▶ _REQUEST_: Leave every picture out and write out the records below exactly.

Start of SUPPLIED DATA

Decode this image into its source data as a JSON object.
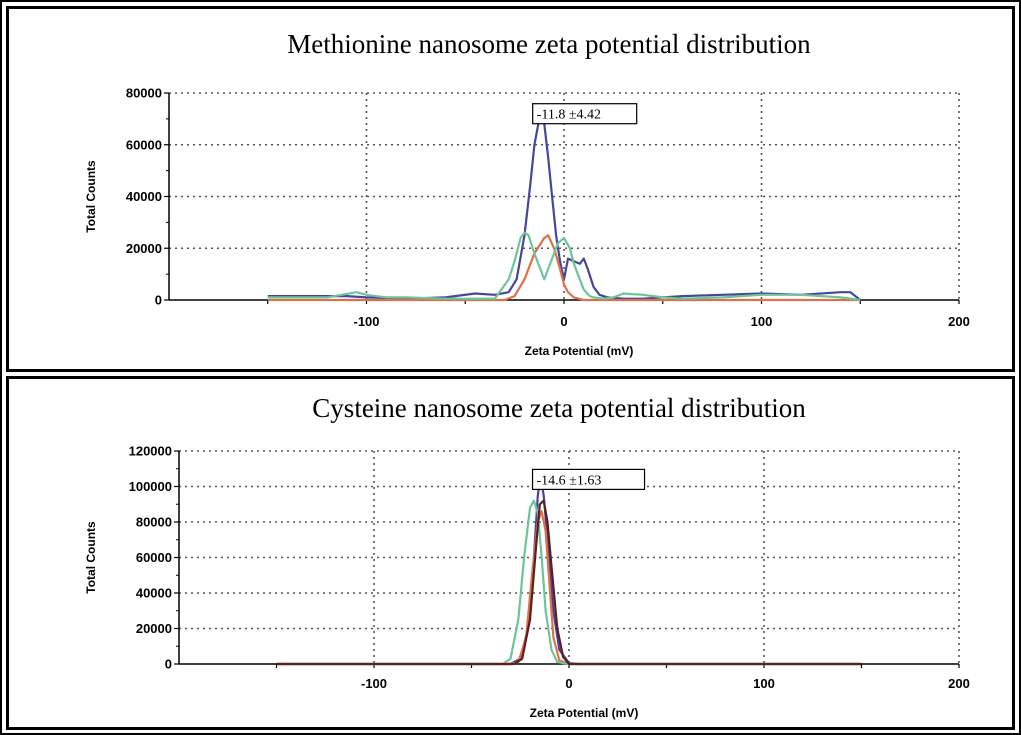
{
  "chart_data": [
    {
      "type": "line",
      "title": "Methionine nanosome zeta potential distribution",
      "xlabel": "Zeta Potential (mV)",
      "ylabel": "Total Counts",
      "xlim": [
        -200,
        200
      ],
      "ylim": [
        0,
        80000
      ],
      "xticks": [
        -100,
        0,
        100,
        200
      ],
      "yticks": [
        0,
        20000,
        40000,
        60000,
        80000
      ],
      "grid": true,
      "annotation": {
        "text": "-11.8 ±4.42",
        "x": -11.8,
        "y": 72000
      },
      "colors": [
        "#46469a",
        "#e0704a",
        "#6ec49a"
      ],
      "series": [
        {
          "color": "#46469a",
          "x": [
            -150,
            -130,
            -110,
            -100,
            -80,
            -60,
            -45,
            -35,
            -28,
            -24,
            -20,
            -17,
            -15,
            -13,
            -12,
            -11,
            -10,
            -8,
            -6,
            -4,
            -2,
            0,
            2,
            5,
            8,
            10,
            12,
            15,
            18,
            22,
            30,
            40,
            60,
            80,
            100,
            120,
            140,
            145,
            150
          ],
          "y": [
            1500,
            1500,
            1500,
            1000,
            500,
            1000,
            2500,
            2000,
            3000,
            8000,
            25000,
            45000,
            60000,
            68000,
            70000,
            71000,
            68000,
            55000,
            40000,
            25000,
            15000,
            8000,
            16000,
            15000,
            14000,
            16000,
            12000,
            5000,
            2000,
            1000,
            500,
            500,
            1500,
            2000,
            2500,
            2000,
            3000,
            3000,
            0
          ]
        },
        {
          "color": "#e0704a",
          "x": [
            -150,
            -60,
            -40,
            -30,
            -25,
            -20,
            -15,
            -10,
            -8,
            -5,
            -2,
            0,
            2,
            5,
            10,
            20,
            60,
            100,
            150
          ],
          "y": [
            0,
            0,
            0,
            0,
            1500,
            8000,
            18000,
            24000,
            25000,
            20000,
            12000,
            6000,
            3000,
            1000,
            0,
            0,
            0,
            0,
            0
          ]
        },
        {
          "color": "#6ec49a",
          "x": [
            -150,
            -120,
            -105,
            -100,
            -90,
            -80,
            -60,
            -45,
            -35,
            -28,
            -25,
            -22,
            -20,
            -18,
            -15,
            -12,
            -10,
            -8,
            -5,
            -3,
            0,
            3,
            5,
            8,
            10,
            13,
            15,
            20,
            25,
            30,
            40,
            50,
            60,
            80,
            100,
            120,
            140,
            150
          ],
          "y": [
            1000,
            1000,
            3000,
            2000,
            1000,
            1000,
            500,
            500,
            500,
            8000,
            15000,
            24000,
            26000,
            25000,
            18000,
            12000,
            8000,
            12000,
            18000,
            22000,
            24000,
            20000,
            14000,
            8000,
            4000,
            1500,
            1000,
            500,
            1000,
            2500,
            2000,
            1000,
            500,
            1000,
            2000,
            2000,
            1000,
            0
          ]
        }
      ]
    },
    {
      "type": "line",
      "title": "Cysteine nanosome zeta potential distribution",
      "xlabel": "Zeta Potential (mV)",
      "ylabel": "Total Counts",
      "xlim": [
        -200,
        200
      ],
      "ylim": [
        0,
        120000
      ],
      "xticks": [
        -100,
        0,
        100,
        200
      ],
      "yticks": [
        0,
        20000,
        40000,
        60000,
        80000,
        100000,
        120000
      ],
      "grid": true,
      "annotation": {
        "text": "-14.6 ±1.63",
        "x": -14.6,
        "y": 104000
      },
      "colors": [
        "#46469a",
        "#e0704a",
        "#6ec49a",
        "#5a2020"
      ],
      "series": [
        {
          "color": "#46469a",
          "x": [
            -150,
            -30,
            -25,
            -21,
            -18,
            -16,
            -14.6,
            -13,
            -11,
            -8,
            -5,
            0,
            5,
            150
          ],
          "y": [
            0,
            0,
            3000,
            20000,
            60000,
            95000,
            105000,
            95000,
            70000,
            30000,
            8000,
            500,
            0,
            0
          ]
        },
        {
          "color": "#e0704a",
          "x": [
            -150,
            -30,
            -26,
            -22,
            -19,
            -16,
            -14,
            -12,
            -10,
            -8,
            -5,
            0,
            150
          ],
          "y": [
            0,
            0,
            1000,
            15000,
            50000,
            80000,
            86000,
            75000,
            45000,
            15000,
            2000,
            0,
            0
          ]
        },
        {
          "color": "#6ec49a",
          "x": [
            -150,
            -34,
            -30,
            -26,
            -23,
            -20,
            -18,
            -16,
            -14,
            -12,
            -9,
            -6,
            0,
            150
          ],
          "y": [
            0,
            0,
            3000,
            25000,
            60000,
            88000,
            92000,
            85000,
            60000,
            30000,
            8000,
            1000,
            0,
            0
          ]
        },
        {
          "color": "#5a2020",
          "x": [
            -150,
            -28,
            -24,
            -20,
            -17,
            -15,
            -13,
            -11,
            -9,
            -6,
            -3,
            0,
            150
          ],
          "y": [
            0,
            0,
            3000,
            25000,
            65000,
            90000,
            92000,
            80000,
            55000,
            20000,
            4000,
            0,
            0
          ]
        }
      ]
    }
  ]
}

End of SUPPLIED DATA

▶ _SOLUTION BELOW_:
Decode this image into its source data as a JSON object.
{
  "chart_data": [
    {
      "type": "line",
      "title": "Methionine nanosome zeta potential distribution",
      "xlabel": "Zeta Potential (mV)",
      "ylabel": "Total Counts",
      "xlim": [
        -200,
        200
      ],
      "ylim": [
        0,
        80000
      ],
      "xticks": [
        -100,
        0,
        100,
        200
      ],
      "yticks": [
        0,
        20000,
        40000,
        60000,
        80000
      ],
      "grid": true,
      "annotation": {
        "text": "-11.8 ±4.42",
        "x": -11.8,
        "y": 72000
      },
      "colors": [
        "#46469a",
        "#e0704a",
        "#6ec49a"
      ],
      "series": [
        {
          "color": "#46469a",
          "x": [
            -150,
            -130,
            -110,
            -100,
            -80,
            -60,
            -45,
            -35,
            -28,
            -24,
            -20,
            -17,
            -15,
            -13,
            -12,
            -11,
            -10,
            -8,
            -6,
            -4,
            -2,
            0,
            2,
            5,
            8,
            10,
            12,
            15,
            18,
            22,
            30,
            40,
            60,
            80,
            100,
            120,
            140,
            145,
            150
          ],
          "y": [
            1500,
            1500,
            1500,
            1000,
            500,
            1000,
            2500,
            2000,
            3000,
            8000,
            25000,
            45000,
            60000,
            68000,
            70000,
            71000,
            68000,
            55000,
            40000,
            25000,
            15000,
            8000,
            16000,
            15000,
            14000,
            16000,
            12000,
            5000,
            2000,
            1000,
            500,
            500,
            1500,
            2000,
            2500,
            2000,
            3000,
            3000,
            0
          ]
        },
        {
          "color": "#e0704a",
          "x": [
            -150,
            -60,
            -40,
            -30,
            -25,
            -20,
            -15,
            -10,
            -8,
            -5,
            -2,
            0,
            2,
            5,
            10,
            20,
            60,
            100,
            150
          ],
          "y": [
            0,
            0,
            0,
            0,
            1500,
            8000,
            18000,
            24000,
            25000,
            20000,
            12000,
            6000,
            3000,
            1000,
            0,
            0,
            0,
            0,
            0
          ]
        },
        {
          "color": "#6ec49a",
          "x": [
            -150,
            -120,
            -105,
            -100,
            -90,
            -80,
            -60,
            -45,
            -35,
            -28,
            -25,
            -22,
            -20,
            -18,
            -15,
            -12,
            -10,
            -8,
            -5,
            -3,
            0,
            3,
            5,
            8,
            10,
            13,
            15,
            20,
            25,
            30,
            40,
            50,
            60,
            80,
            100,
            120,
            140,
            150
          ],
          "y": [
            1000,
            1000,
            3000,
            2000,
            1000,
            1000,
            500,
            500,
            500,
            8000,
            15000,
            24000,
            26000,
            25000,
            18000,
            12000,
            8000,
            12000,
            18000,
            22000,
            24000,
            20000,
            14000,
            8000,
            4000,
            1500,
            1000,
            500,
            1000,
            2500,
            2000,
            1000,
            500,
            1000,
            2000,
            2000,
            1000,
            0
          ]
        }
      ]
    },
    {
      "type": "line",
      "title": "Cysteine nanosome zeta potential distribution",
      "xlabel": "Zeta Potential (mV)",
      "ylabel": "Total Counts",
      "xlim": [
        -200,
        200
      ],
      "ylim": [
        0,
        120000
      ],
      "xticks": [
        -100,
        0,
        100,
        200
      ],
      "yticks": [
        0,
        20000,
        40000,
        60000,
        80000,
        100000,
        120000
      ],
      "grid": true,
      "annotation": {
        "text": "-14.6 ±1.63",
        "x": -14.6,
        "y": 104000
      },
      "colors": [
        "#46469a",
        "#e0704a",
        "#6ec49a",
        "#5a2020"
      ],
      "series": [
        {
          "color": "#46469a",
          "x": [
            -150,
            -30,
            -25,
            -21,
            -18,
            -16,
            -14.6,
            -13,
            -11,
            -8,
            -5,
            0,
            5,
            150
          ],
          "y": [
            0,
            0,
            3000,
            20000,
            60000,
            95000,
            105000,
            95000,
            70000,
            30000,
            8000,
            500,
            0,
            0
          ]
        },
        {
          "color": "#e0704a",
          "x": [
            -150,
            -30,
            -26,
            -22,
            -19,
            -16,
            -14,
            -12,
            -10,
            -8,
            -5,
            0,
            150
          ],
          "y": [
            0,
            0,
            1000,
            15000,
            50000,
            80000,
            86000,
            75000,
            45000,
            15000,
            2000,
            0,
            0
          ]
        },
        {
          "color": "#6ec49a",
          "x": [
            -150,
            -34,
            -30,
            -26,
            -23,
            -20,
            -18,
            -16,
            -14,
            -12,
            -9,
            -6,
            0,
            150
          ],
          "y": [
            0,
            0,
            3000,
            25000,
            60000,
            88000,
            92000,
            85000,
            60000,
            30000,
            8000,
            1000,
            0,
            0
          ]
        },
        {
          "color": "#5a2020",
          "x": [
            -150,
            -28,
            -24,
            -20,
            -17,
            -15,
            -13,
            -11,
            -9,
            -6,
            -3,
            0,
            150
          ],
          "y": [
            0,
            0,
            3000,
            25000,
            65000,
            90000,
            92000,
            80000,
            55000,
            20000,
            4000,
            0,
            0
          ]
        }
      ]
    }
  ]
}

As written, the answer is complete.